(Collected data)
○ ○ ○

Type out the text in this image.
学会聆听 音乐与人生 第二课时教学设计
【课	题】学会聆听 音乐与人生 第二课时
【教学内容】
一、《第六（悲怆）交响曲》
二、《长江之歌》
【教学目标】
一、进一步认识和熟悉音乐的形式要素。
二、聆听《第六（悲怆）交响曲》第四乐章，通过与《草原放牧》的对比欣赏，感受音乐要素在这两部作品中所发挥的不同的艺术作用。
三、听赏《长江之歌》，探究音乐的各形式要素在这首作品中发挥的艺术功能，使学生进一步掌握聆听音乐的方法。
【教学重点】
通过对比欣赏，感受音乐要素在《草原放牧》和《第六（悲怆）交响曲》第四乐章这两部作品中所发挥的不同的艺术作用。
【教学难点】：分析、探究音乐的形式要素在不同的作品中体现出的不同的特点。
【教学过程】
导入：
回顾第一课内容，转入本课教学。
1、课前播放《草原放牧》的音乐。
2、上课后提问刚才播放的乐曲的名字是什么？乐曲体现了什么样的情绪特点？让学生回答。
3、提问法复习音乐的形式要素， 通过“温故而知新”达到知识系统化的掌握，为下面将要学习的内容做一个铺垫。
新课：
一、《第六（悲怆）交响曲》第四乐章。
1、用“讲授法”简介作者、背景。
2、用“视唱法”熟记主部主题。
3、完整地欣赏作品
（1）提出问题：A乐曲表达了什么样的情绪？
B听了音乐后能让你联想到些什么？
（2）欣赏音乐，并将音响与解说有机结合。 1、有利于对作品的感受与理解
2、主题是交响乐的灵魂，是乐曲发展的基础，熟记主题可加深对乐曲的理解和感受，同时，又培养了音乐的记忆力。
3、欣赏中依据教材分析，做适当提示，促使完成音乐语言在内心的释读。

○ ○ ○

Each line must be given again exactly as written above.

Type out the text in this image.
学会聆听 音乐与人生 第二课时教学设计
【课	题】学会聆听 音乐与人生 第二课时
【教学内容】
一、《第六（悲怆）交响曲》
二、《长江之歌》
【教学目标】
一、进一步认识和熟悉音乐的形式要素。
二、聆听《第六（悲怆）交响曲》第四乐章，通过与《草原放牧》的对比欣赏，感受音乐要素在这两部作品中所发挥的不同的艺术作用。
三、听赏《长江之歌》，探究音乐的各形式要素在这首作品中发挥的艺术功能，使学生进一步掌握聆听音乐的方法。
【教学重点】
通过对比欣赏，感受音乐要素在《草原放牧》和《第六（悲怆）交响曲》第四乐章这两部作品中所发挥的不同的艺术作用。
【教学难点】：分析、探究音乐的形式要素在不同的作品中体现出的不同的特点。
【教学过程】
导入：
回顾第一课内容，转入本课教学。
1、课前播放《草原放牧》的音乐。
2、上课后提问刚才播放的乐曲的名字是什么？乐曲体现了什么样的情绪特点？让学生回答。
3、提问法复习音乐的形式要素， 通过“温故而知新”达到知识系统化的掌握，为下面将要学习的内容做一个铺垫。
新课：
一、《第六（悲怆）交响曲》第四乐章。
1、用“讲授法”简介作者、背景。
2、用“视唱法”熟记主部主题。
3、完整地欣赏作品
（1）提出问题：A乐曲表达了什么样的情绪？
B听了音乐后能让你联想到些什么？
（2）欣赏音乐，并将音响与解说有机结合。 1、有利于对作品的感受与理解
2、主题是交响乐的灵魂，是乐曲发展的基础，熟记主题可加深对乐曲的理解和感受，同时，又培养了音乐的记忆力。
3、欣赏中依据教材分析，做适当提示，促使完成音乐语言在内心的释读。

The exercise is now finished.